··· Records provided
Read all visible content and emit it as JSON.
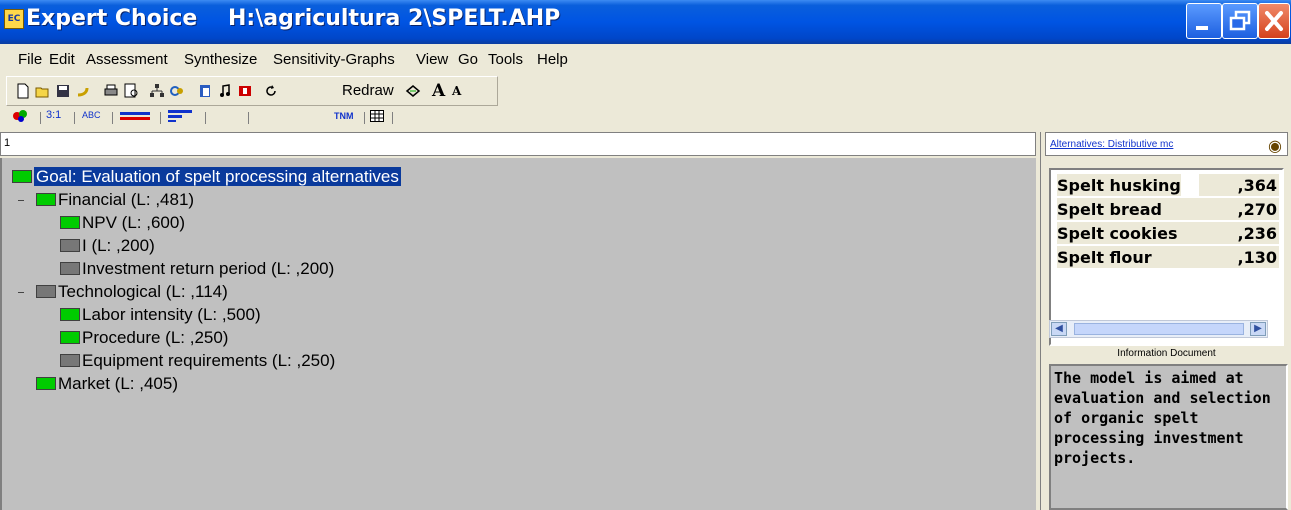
{
  "window": {
    "app_name": "Expert Choice",
    "file_path": "H:\\agricultura 2\\SPELT.AHP",
    "app_icon_text": "EC"
  },
  "menu": [
    "File",
    "Edit",
    "Assessment",
    "Synthesize",
    "Sensitivity-Graphs",
    "View",
    "Go",
    "Tools",
    "Help"
  ],
  "toolbar": {
    "redraw_label": "Redraw",
    "font_larger": "A",
    "font_smaller": "A",
    "icons": [
      "new-icon",
      "open-icon",
      "save-icon",
      "undo-icon",
      "print-icon",
      "preview-icon",
      "tree-icon",
      "link-icon",
      "paste-icon",
      "music-icon",
      "info-icon"
    ]
  },
  "toolbar2": {
    "items": [
      "3:1",
      "ABC",
      "",
      "",
      "TNM",
      ""
    ],
    "icon_names": [
      "pie-chart-icon",
      "numerical-compare-icon",
      "verbal-compare-icon",
      "graphical-compare-icon",
      "questionnaire-icon",
      "ratings-icon",
      "grid-icon"
    ]
  },
  "ruler": {
    "label": "1"
  },
  "tree": {
    "goal": "Goal: Evaluation of spelt processing alternatives",
    "nodes": [
      {
        "label": "Financial (L: ,481)",
        "level": 1,
        "color": "green",
        "expanded": true
      },
      {
        "label": "NPV (L: ,600)",
        "level": 2,
        "color": "green"
      },
      {
        "label": "I (L: ,200)",
        "level": 2,
        "color": "gray"
      },
      {
        "label": "Investment return period (L: ,200)",
        "level": 2,
        "color": "gray"
      },
      {
        "label": "Technological (L: ,114)",
        "level": 1,
        "color": "gray",
        "expanded": true
      },
      {
        "label": "Labor intensity (L: ,500)",
        "level": 2,
        "color": "green"
      },
      {
        "label": "Procedure (L: ,250)",
        "level": 2,
        "color": "green"
      },
      {
        "label": "Equipment requirements (L: ,250)",
        "level": 2,
        "color": "gray"
      },
      {
        "label": "Market (L: ,405)",
        "level": 1,
        "color": "green"
      }
    ]
  },
  "colors": {
    "selected_bg": "#0a3a9c",
    "node_green": "#00cc00",
    "node_gray": "#777777",
    "tree_bg": "#c0c0c0"
  },
  "right_panel": {
    "header_link": "Alternatives: Distributive mc",
    "finder_icon": "binoculars-icon",
    "alternatives": [
      {
        "name": "Spelt husking",
        "value": ",364",
        "bar": 0.364
      },
      {
        "name": "Spelt bread",
        "value": ",270"
      },
      {
        "name": "Spelt cookies",
        "value": ",236"
      },
      {
        "name": "Spelt flour",
        "value": ",130"
      }
    ],
    "info_title": "Information Document",
    "info_text": "The model is aimed at evaluation and selection of organic spelt processing investment projects."
  }
}
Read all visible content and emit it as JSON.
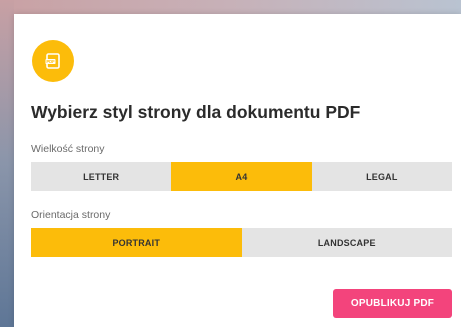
{
  "colors": {
    "accent": "#fcbc0a",
    "primary_button": "#f3447c",
    "segment_bg": "#e4e4e4",
    "title_text": "#2b2b2b"
  },
  "dialog": {
    "icon": "pdf-document-icon",
    "title": "Wybierz styl strony dla dokumentu PDF",
    "page_size": {
      "label": "Wielkość strony",
      "options": [
        "LETTER",
        "A4",
        "LEGAL"
      ],
      "selected": "A4"
    },
    "orientation": {
      "label": "Orientacja strony",
      "options": [
        "PORTRAIT",
        "LANDSCAPE"
      ],
      "selected": "PORTRAIT"
    },
    "publish_label": "OPUBLIKUJ PDF"
  }
}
······
» **Aim**
Do not copy the pictures, but repeat every line exactly.

» **Correct result**
Read all visible content and emit it as JSON.
{
  "window": {
    "app_name": "Expert Choice",
    "file_path": "H:\\agricultura 2\\SPELT.AHP",
    "app_icon_text": "EC"
  },
  "menu": [
    "File",
    "Edit",
    "Assessment",
    "Synthesize",
    "Sensitivity-Graphs",
    "View",
    "Go",
    "Tools",
    "Help"
  ],
  "toolbar": {
    "redraw_label": "Redraw",
    "font_larger": "A",
    "font_smaller": "A",
    "icons": [
      "new-icon",
      "open-icon",
      "save-icon",
      "undo-icon",
      "print-icon",
      "preview-icon",
      "tree-icon",
      "link-icon",
      "paste-icon",
      "music-icon",
      "info-icon"
    ]
  },
  "toolbar2": {
    "items": [
      "3:1",
      "ABC",
      "",
      "",
      "TNM",
      ""
    ],
    "icon_names": [
      "pie-chart-icon",
      "numerical-compare-icon",
      "verbal-compare-icon",
      "graphical-compare-icon",
      "questionnaire-icon",
      "ratings-icon",
      "grid-icon"
    ]
  },
  "ruler": {
    "label": "1"
  },
  "tree": {
    "goal": "Goal: Evaluation of spelt processing alternatives",
    "nodes": [
      {
        "label": "Financial (L: ,481)",
        "level": 1,
        "color": "green",
        "expanded": true
      },
      {
        "label": "NPV (L: ,600)",
        "level": 2,
        "color": "green"
      },
      {
        "label": "I (L: ,200)",
        "level": 2,
        "color": "gray"
      },
      {
        "label": "Investment return period (L: ,200)",
        "level": 2,
        "color": "gray"
      },
      {
        "label": "Technological (L: ,114)",
        "level": 1,
        "color": "gray",
        "expanded": true
      },
      {
        "label": "Labor intensity (L: ,500)",
        "level": 2,
        "color": "green"
      },
      {
        "label": "Procedure (L: ,250)",
        "level": 2,
        "color": "green"
      },
      {
        "label": "Equipment requirements (L: ,250)",
        "level": 2,
        "color": "gray"
      },
      {
        "label": "Market (L: ,405)",
        "level": 1,
        "color": "green"
      }
    ]
  },
  "colors": {
    "selected_bg": "#0a3a9c",
    "node_green": "#00cc00",
    "node_gray": "#777777",
    "tree_bg": "#c0c0c0"
  },
  "right_panel": {
    "header_link": "Alternatives: Distributive mc",
    "finder_icon": "binoculars-icon",
    "alternatives": [
      {
        "name": "Spelt husking",
        "value": ",364",
        "bar": 0.364
      },
      {
        "name": "Spelt bread",
        "value": ",270"
      },
      {
        "name": "Spelt cookies",
        "value": ",236"
      },
      {
        "name": "Spelt flour",
        "value": ",130"
      }
    ],
    "info_title": "Information Document",
    "info_text": "The model is aimed at evaluation and selection of organic spelt processing investment projects."
  }
}
Read all visible content and emit it as JSON.
{
  "colors": {
    "accent": "#fcbc0a",
    "primary_button": "#f3447c",
    "segment_bg": "#e4e4e4",
    "title_text": "#2b2b2b"
  },
  "dialog": {
    "icon": "pdf-document-icon",
    "title": "Wybierz styl strony dla dokumentu PDF",
    "page_size": {
      "label": "Wielkość strony",
      "options": [
        "LETTER",
        "A4",
        "LEGAL"
      ],
      "selected": "A4"
    },
    "orientation": {
      "label": "Orientacja strony",
      "options": [
        "PORTRAIT",
        "LANDSCAPE"
      ],
      "selected": "PORTRAIT"
    },
    "publish_label": "OPUBLIKUJ PDF"
  }
}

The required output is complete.